> [WHAT IS ASKED]
Each entry must appear again exactly as it does in the source.

> [STORED DATA]
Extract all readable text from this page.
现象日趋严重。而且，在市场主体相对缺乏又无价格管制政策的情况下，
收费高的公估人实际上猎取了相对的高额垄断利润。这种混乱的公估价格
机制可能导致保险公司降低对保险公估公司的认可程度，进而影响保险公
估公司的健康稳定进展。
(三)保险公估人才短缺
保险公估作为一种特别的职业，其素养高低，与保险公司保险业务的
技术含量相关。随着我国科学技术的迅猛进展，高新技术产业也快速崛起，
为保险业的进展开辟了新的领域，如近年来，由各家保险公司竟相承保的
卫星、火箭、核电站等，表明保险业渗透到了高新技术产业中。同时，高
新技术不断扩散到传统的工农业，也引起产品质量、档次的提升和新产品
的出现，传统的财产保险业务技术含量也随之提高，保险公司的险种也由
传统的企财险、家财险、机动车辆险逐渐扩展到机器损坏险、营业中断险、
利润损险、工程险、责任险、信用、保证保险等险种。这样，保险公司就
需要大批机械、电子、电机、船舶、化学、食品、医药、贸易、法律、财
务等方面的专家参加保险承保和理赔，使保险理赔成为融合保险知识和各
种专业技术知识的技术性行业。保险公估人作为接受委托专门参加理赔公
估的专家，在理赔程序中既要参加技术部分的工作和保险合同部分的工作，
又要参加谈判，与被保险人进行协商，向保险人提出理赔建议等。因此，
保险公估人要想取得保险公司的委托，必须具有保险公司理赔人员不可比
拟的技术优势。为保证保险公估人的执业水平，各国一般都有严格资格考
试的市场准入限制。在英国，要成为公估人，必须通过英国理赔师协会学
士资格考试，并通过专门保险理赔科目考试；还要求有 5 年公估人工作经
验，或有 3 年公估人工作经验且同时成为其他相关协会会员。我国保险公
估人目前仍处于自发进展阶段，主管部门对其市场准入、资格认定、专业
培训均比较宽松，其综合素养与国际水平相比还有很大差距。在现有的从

> [REPLY TO THE TASK]
Extract all readable text from this page.
现象日趋严重。而且，在市场主体相对缺乏又无价格管制政策的情况下，
收费高的公估人实际上猎取了相对的高额垄断利润。这种混乱的公估价格
机制可能导致保险公司降低对保险公估公司的认可程度，进而影响保险公
估公司的健康稳定进展。
(三)保险公估人才短缺
保险公估作为一种特别的职业，其素养高低，与保险公司保险业务的
技术含量相关。随着我国科学技术的迅猛进展，高新技术产业也快速崛起，
为保险业的进展开辟了新的领域，如近年来，由各家保险公司竟相承保的
卫星、火箭、核电站等，表明保险业渗透到了高新技术产业中。同时，高
新技术不断扩散到传统的工农业，也引起产品质量、档次的提升和新产品
的出现，传统的财产保险业务技术含量也随之提高，保险公司的险种也由
传统的企财险、家财险、机动车辆险逐渐扩展到机器损坏险、营业中断险、
利润损险、工程险、责任险、信用、保证保险等险种。这样，保险公司就
需要大批机械、电子、电机、船舶、化学、食品、医药、贸易、法律、财
务等方面的专家参加保险承保和理赔，使保险理赔成为融合保险知识和各
种专业技术知识的技术性行业。保险公估人作为接受委托专门参加理赔公
估的专家，在理赔程序中既要参加技术部分的工作和保险合同部分的工作，
又要参加谈判，与被保险人进行协商，向保险人提出理赔建议等。因此，
保险公估人要想取得保险公司的委托，必须具有保险公司理赔人员不可比
拟的技术优势。为保证保险公估人的执业水平，各国一般都有严格资格考
试的市场准入限制。在英国，要成为公估人，必须通过英国理赔师协会学
士资格考试，并通过专门保险理赔科目考试；还要求有 5 年公估人工作经
验，或有 3 年公估人工作经验且同时成为其他相关协会会员。我国保险公
估人目前仍处于自发进展阶段，主管部门对其市场准入、资格认定、专业
培训均比较宽松，其综合素养与国际水平相比还有很大差距。在现有的从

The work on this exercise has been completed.